_PROBLEM REQUIREMENTS:_ Print the entries below word for word; the pictures stay out of your copy.

_GIVEN DATA:_
_ _ _ _

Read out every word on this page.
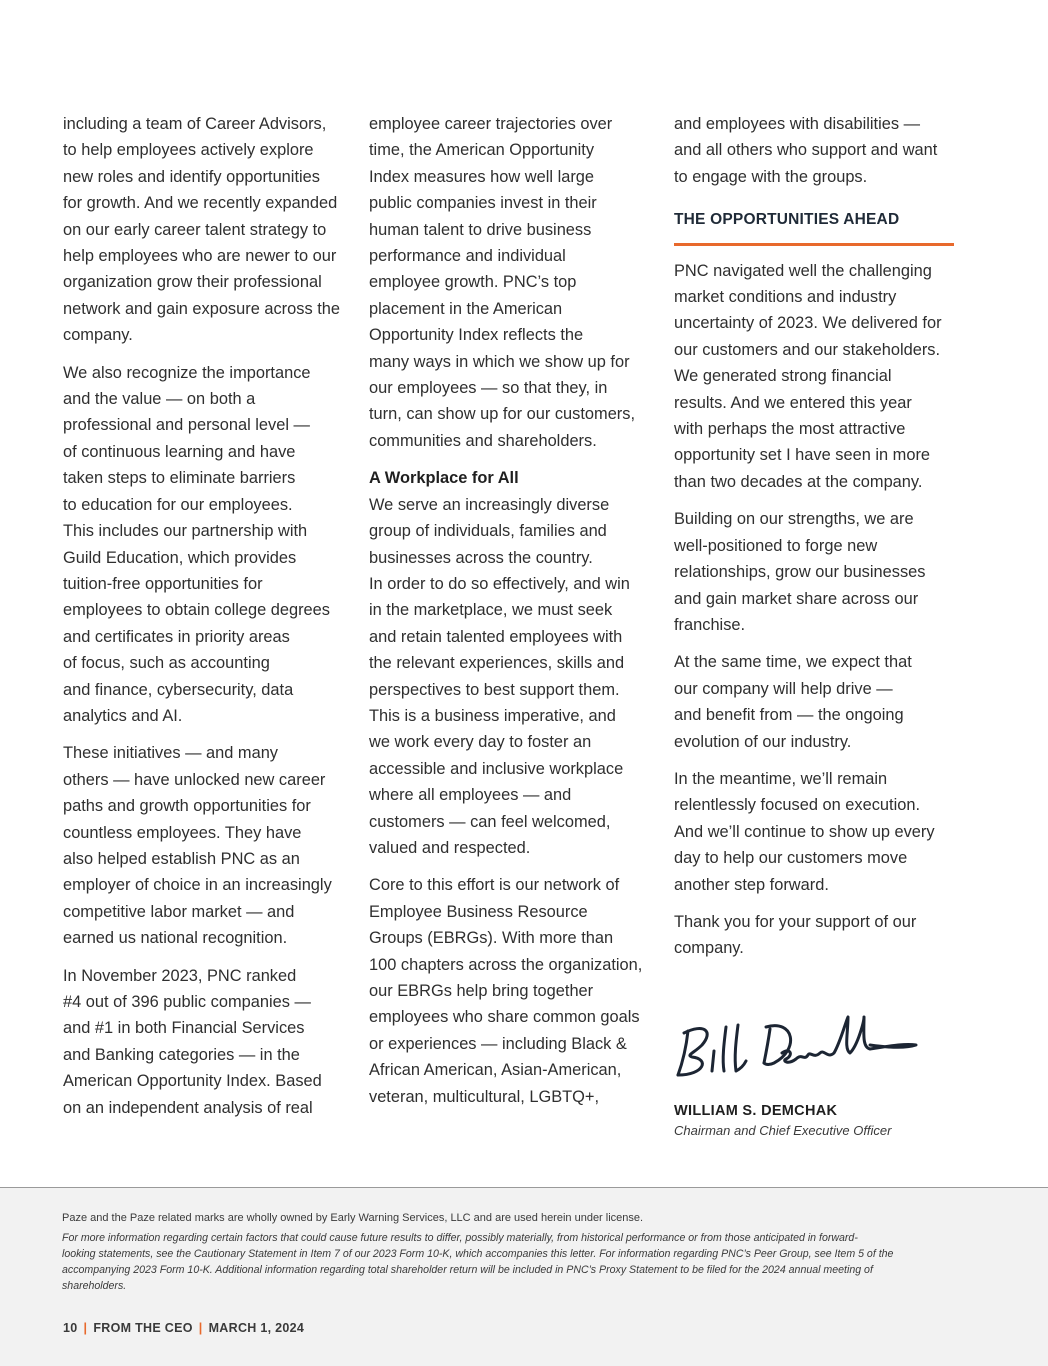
including a team of Career Advisors,
to help employees actively explore
new roles and identify opportunities
for growth. And we recently expanded
on our early career talent strategy to
help employees who are newer to our
organization grow their professional
network and gain exposure across the
company.

We also recognize the importance
and the value — on both a
professional and personal level —
of continuous learning and have
taken steps to eliminate barriers
to education for our employees.
This includes our partnership with
Guild Education, which provides
tuition-free opportunities for
employees to obtain college degrees
and certificates in priority areas
of focus, such as accounting
and finance, cybersecurity, data
analytics and AI.

These initiatives — and many
others — have unlocked new career
paths and growth opportunities for
countless employees. They have
also helped establish PNC as an
employer of choice in an increasingly
competitive labor market — and
earned us national recognition.

In November 2023, PNC ranked
#4 out of 396 public companies —
and #1 in both Financial Services
and Banking categories — in the
American Opportunity Index. Based
on an independent analysis of real

employee career trajectories over
time, the American Opportunity
Index measures how well large
public companies invest in their
human talent to drive business
performance and individual
employee growth. PNC’s top
placement in the American
Opportunity Index reflects the
many ways in which we show up for
our employees — so that they, in
turn, can show up for our customers,
communities and shareholders.

A Workplace for All
We serve an increasingly diverse
group of individuals, families and
businesses across the country.
In order to do so effectively, and win
in the marketplace, we must seek
and retain talented employees with
the relevant experiences, skills and
perspectives to best support them.
This is a business imperative, and
we work every day to foster an
accessible and inclusive workplace
where all employees — and
customers — can feel welcomed,
valued and respected.

Core to this effort is our network of
Employee Business Resource
Groups (EBRGs). With more than
100 chapters across the organization,
our EBRGs help bring together
employees who share common goals
or experiences — including Black &
African American, Asian-American,
veteran, multicultural, LGBTQ+,

and employees with disabilities —
and all others who support and want
to engage with the groups.

THE OPPORTUNITIES AHEAD

PNC navigated well the challenging
market conditions and industry
uncertainty of 2023. We delivered for
our customers and our stakeholders.
We generated strong financial
results. And we entered this year
with perhaps the most attractive
opportunity set I have seen in more
than two decades at the company.

Building on our strengths, we are
well-positioned to forge new
relationships, grow our businesses
and gain market share across our
franchise.

At the same time, we expect that
our company will help drive —
and benefit from — the ongoing
evolution of our industry.

In the meantime, we’ll remain
relentlessly focused on execution.
And we’ll continue to show up every
day to help our customers move
another step forward.

Thank you for your support of our
company.

WILLIAM S. DEMCHAK
Chairman and Chief Executive Officer

Paze and the Paze related marks are wholly owned by Early Warning Services, LLC and are used herein under license.

For more information regarding certain factors that could cause future results to differ, possibly materially, from historical performance or from those anticipated in forward-
looking statements, see the Cautionary Statement in Item 7 of our 2023 Form 10-K, which accompanies this letter. For information regarding PNC’s Peer Group, see Item 5 of the
accompanying 2023 Form 10-K. Additional information regarding total shareholder return will be included in PNC’s Proxy Statement to be filed for the 2024 annual meeting of
shareholders.

10 | FROM THE CEO | MARCH 1, 2024
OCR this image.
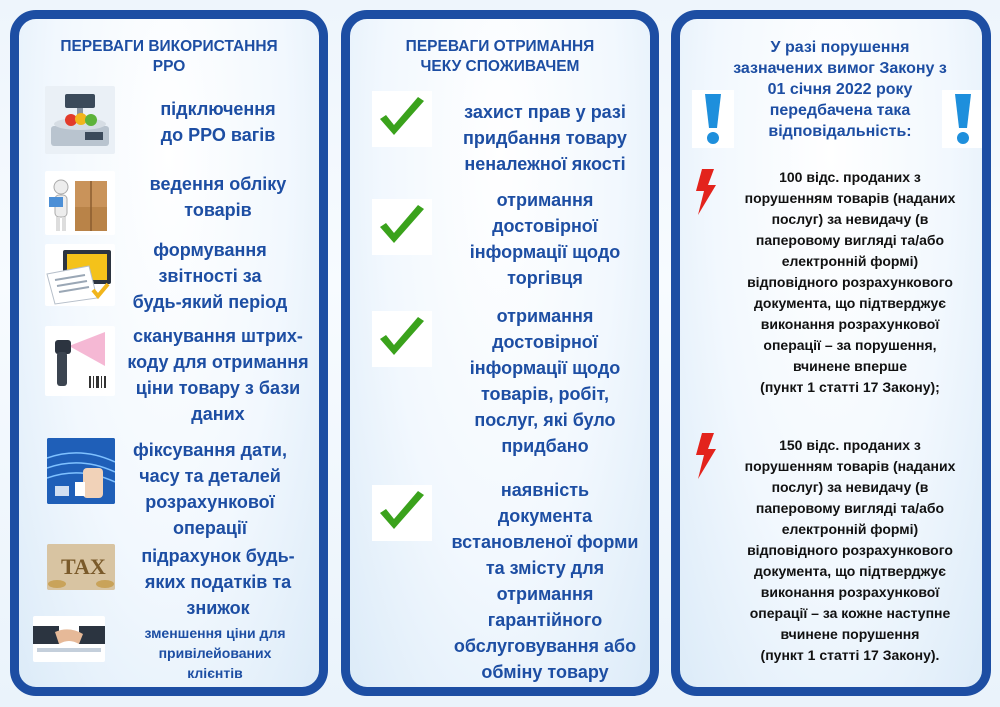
ПЕРЕВАГИ ВИКОРИСТАННЯ
РРО
підключення
до РРО вагів
ведення обліку
товарів
формування
звітності за
будь-який період
сканування штрих-
коду для отримання
ціни товару з бази
даних
фіксування дати,
часу та деталей
розрахункової
операції
TAX	підрахунок будь-
яких податків та
знижок
зменшення ціни для
привілейованих
клієнтів
ПЕРЕВАГИ ОТРИМАННЯ
ЧЕКУ СПОЖИВАЧЕМ
захист прав у разі
придбання товару
неналежної якості
отримання
достовірної
інформації щодо
торгівця
отримання
достовірної
інформації щодо
товарів, робіт,
послуг, які було
придбано
наявність
документа
встановленої форми
та змісту для
отримання
гарантійного
обслуговування або
обміну товару
У разі порушення
зазначених вимог Закону з
01 січня 2022 року
передбачена така
відповідальність:
100 відс. проданих з
порушенням товарів (наданих
послуг) за невидачу (в
паперовому вигляді та/або
електронній формі)
відповідного розрахункового
документа, що підтверджує
виконання розрахункової
операції – за порушення,
вчинене вперше
(пункт 1 статті 17 Закону);
150 відс. проданих з
порушенням товарів (наданих
послуг) за невидачу (в
паперовому вигляді та/або
електронній формі)
відповідного розрахункового
документа, що підтверджує
виконання розрахункової
операції – за кожне наступне
вчинене порушення
(пункт 1 статті 17 Закону).
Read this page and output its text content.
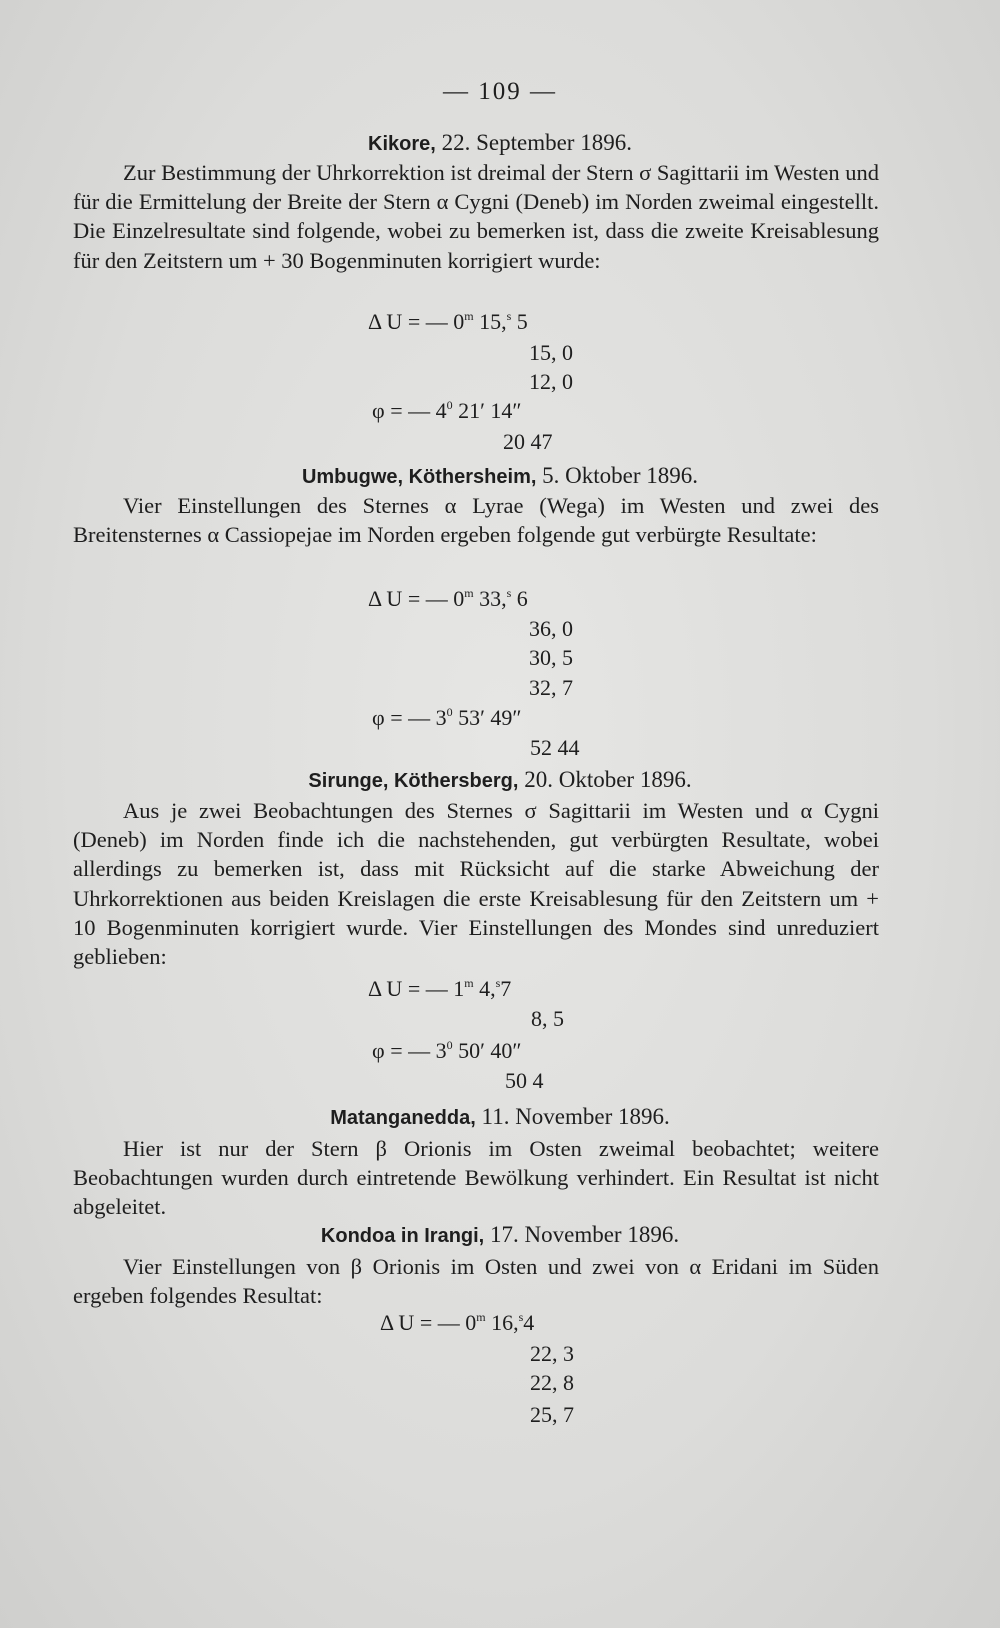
— 109 —
Kikore, 22. September 1896.
Zur Bestimmung der Uhrkorrektion ist dreimal der Stern σ Sagittarii im Westen und für die Ermittelung der Breite der Stern α Cygni (Deneb) im Norden zweimal eingestellt. Die Einzelresultate sind folgende, wobei zu bemerken ist, dass die zweite Kreisablesung für den Zeitstern um + 30 Bogenminuten korrigiert wurde:
Δ U = — 0$^m$ 15,$^s$ 5
15, 0
12, 0
φ = — $4^0$ 21′ 14″
20 47
Umbugwe, Köthersheim, 5. Oktober 1896.
Vier Einstellungen des Sternes α Lyrae (Wega) im Westen und zwei des Breitensternes α Cassiopejae im Norden ergeben folgende gut verbürgte Resultate:
Δ U = — 0$^m$ 33,$^s$ 6
36, 0
30, 5
32, 7
φ = — $3^0$ 53′ 49″
52 44
Sirunge, Köthersberg, 20. Oktober 1896.
Aus je zwei Beobachtungen des Sternes σ Sagittarii im Westen und α Cygni (Deneb) im Norden finde ich die nachstehenden, gut verbürgten Resultate, wobei allerdings zu bemerken ist, dass mit Rücksicht auf die starke Abweichung der Uhrkorrektionen aus beiden Kreislagen die erste Kreisablesung für den Zeitstern um + 10 Bogenminuten korrigiert wurde. Vier Einstellungen des Mondes sind unreduziert geblieben:
Δ U = — 1$^m$ 4,$^s$7
8, 5
φ = — $3^0$ 50′ 40″
50 4
Matanganedda, 11. November 1896.
Hier ist nur der Stern β Orionis im Osten zweimal beobachtet; weitere Beobachtungen wurden durch eintretende Bewölkung verhindert. Ein Resultat ist nicht abgeleitet.
Kondoa in Irangi, 17. November 1896.
Vier Einstellungen von β Orionis im Osten und zwei von α Eridani im Süden ergeben folgendes Resultat:
Δ U = — 0$^m$ 16,$^s$4
22, 3
22, 8
25, 7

_ _ _ _

_COMPLETED EXERCISE:_
Read out every word on this page.
including a team of Career Advisors,
to help employees actively explore
new roles and identify opportunities
for growth. And we recently expanded
on our early career talent strategy to
help employees who are newer to our
organization grow their professional
network and gain exposure across the
company.

We also recognize the importance
and the value — on both a
professional and personal level —
of continuous learning and have
taken steps to eliminate barriers
to education for our employees.
This includes our partnership with
Guild Education, which provides
tuition-free opportunities for
employees to obtain college degrees
and certificates in priority areas
of focus, such as accounting
and finance, cybersecurity, data
analytics and AI.

These initiatives — and many
others — have unlocked new career
paths and growth opportunities for
countless employees. They have
also helped establish PNC as an
employer of choice in an increasingly
competitive labor market — and
earned us national recognition.

In November 2023, PNC ranked
#4 out of 396 public companies —
and #1 in both Financial Services
and Banking categories — in the
American Opportunity Index. Based
on an independent analysis of real

employee career trajectories over
time, the American Opportunity
Index measures how well large
public companies invest in their
human talent to drive business
performance and individual
employee growth. PNC’s top
placement in the American
Opportunity Index reflects the
many ways in which we show up for
our employees — so that they, in
turn, can show up for our customers,
communities and shareholders.

A Workplace for All
We serve an increasingly diverse
group of individuals, families and
businesses across the country.
In order to do so effectively, and win
in the marketplace, we must seek
and retain talented employees with
the relevant experiences, skills and
perspectives to best support them.
This is a business imperative, and
we work every day to foster an
accessible and inclusive workplace
where all employees — and
customers — can feel welcomed,
valued and respected.

Core to this effort is our network of
Employee Business Resource
Groups (EBRGs). With more than
100 chapters across the organization,
our EBRGs help bring together
employees who share common goals
or experiences — including Black &
African American, Asian-American,
veteran, multicultural, LGBTQ+,

and employees with disabilities —
and all others who support and want
to engage with the groups.

THE OPPORTUNITIES AHEAD

PNC navigated well the challenging
market conditions and industry
uncertainty of 2023. We delivered for
our customers and our stakeholders.
We generated strong financial
results. And we entered this year
with perhaps the most attractive
opportunity set I have seen in more
than two decades at the company.

Building on our strengths, we are
well-positioned to forge new
relationships, grow our businesses
and gain market share across our
franchise.

At the same time, we expect that
our company will help drive —
and benefit from — the ongoing
evolution of our industry.

In the meantime, we’ll remain
relentlessly focused on execution.
And we’ll continue to show up every
day to help our customers move
another step forward.

Thank you for your support of our
company.

WILLIAM S. DEMCHAK
Chairman and Chief Executive Officer

Paze and the Paze related marks are wholly owned by Early Warning Services, LLC and are used herein under license.

For more information regarding certain factors that could cause future results to differ, possibly materially, from historical performance or from those anticipated in forward-
looking statements, see the Cautionary Statement in Item 7 of our 2023 Form 10-K, which accompanies this letter. For information regarding PNC’s Peer Group, see Item 5 of the
accompanying 2023 Form 10-K. Additional information regarding total shareholder return will be included in PNC’s Proxy Statement to be filed for the 2024 annual meeting of
shareholders.

10 | FROM THE CEO | MARCH 1, 2024
OCR this image.
ПЕРЕВАГИ ВИКОРИСТАННЯ
РРО
підключення
до РРО вагів
ведення обліку
товарів
формування
звітності за
будь-який період
сканування штрих-
коду для отримання
ціни товару з бази
даних
фіксування дати,
часу та деталей
розрахункової
операції
TAX	підрахунок будь-
яких податків та
знижок
зменшення ціни для
привілейованих
клієнтів
ПЕРЕВАГИ ОТРИМАННЯ
ЧЕКУ СПОЖИВАЧЕМ
захист прав у разі
придбання товару
неналежної якості
отримання
достовірної
інформації щодо
торгівця
отримання
достовірної
інформації щодо
товарів, робіт,
послуг, які було
придбано
наявність
документа
встановленої форми
та змісту для
отримання
гарантійного
обслуговування або
обміну товару
У разі порушення
зазначених вимог Закону з
01 січня 2022 року
передбачена така
відповідальність:
100 відс. проданих з
порушенням товарів (наданих
послуг) за невидачу (в
паперовому вигляді та/або
електронній формі)
відповідного розрахункового
документа, що підтверджує
виконання розрахункової
операції – за порушення,
вчинене вперше
(пункт 1 статті 17 Закону);
150 відс. проданих з
порушенням товарів (наданих
послуг) за невидачу (в
паперовому вигляді та/або
електронній формі)
відповідного розрахункового
документа, що підтверджує
виконання розрахункової
операції – за кожне наступне
вчинене порушення
(пункт 1 статті 17 Закону).
Read this page and output its text content.
— 109 —
Kikore, 22. September 1896.
Zur Bestimmung der Uhrkorrektion ist dreimal der Stern σ Sagittarii im Westen und für die Ermittelung der Breite der Stern α Cygni (Deneb) im Norden zweimal eingestellt. Die Einzelresultate sind folgende, wobei zu bemerken ist, dass die zweite Kreisablesung für den Zeitstern um + 30 Bogenminuten korrigiert wurde:
Δ U = — 0$^m$ 15,$^s$ 5
15, 0
12, 0
φ = — $4^0$ 21′ 14″
20 47
Umbugwe, Köthersheim, 5. Oktober 1896.
Vier Einstellungen des Sternes α Lyrae (Wega) im Westen und zwei des Breitensternes α Cassiopejae im Norden ergeben folgende gut verbürgte Resultate:
Δ U = — 0$^m$ 33,$^s$ 6
36, 0
30, 5
32, 7
φ = — $3^0$ 53′ 49″
52 44
Sirunge, Köthersberg, 20. Oktober 1896.
Aus je zwei Beobachtungen des Sternes σ Sagittarii im Westen und α Cygni (Deneb) im Norden finde ich die nachstehenden, gut verbürgten Resultate, wobei allerdings zu bemerken ist, dass mit Rücksicht auf die starke Abweichung der Uhrkorrektionen aus beiden Kreislagen die erste Kreisablesung für den Zeitstern um + 10 Bogenminuten korrigiert wurde. Vier Einstellungen des Mondes sind unreduziert geblieben:
Δ U = — 1$^m$ 4,$^s$7
8, 5
φ = — $3^0$ 50′ 40″
50 4
Matanganedda, 11. November 1896.
Hier ist nur der Stern β Orionis im Osten zweimal beobachtet; weitere Beobachtungen wurden durch eintretende Bewölkung verhindert. Ein Resultat ist nicht abgeleitet.
Kondoa in Irangi, 17. November 1896.
Vier Einstellungen von β Orionis im Osten und zwei von α Eridani im Süden ergeben folgendes Resultat:
Δ U = — 0$^m$ 16,$^s$4
22, 3
22, 8
25, 7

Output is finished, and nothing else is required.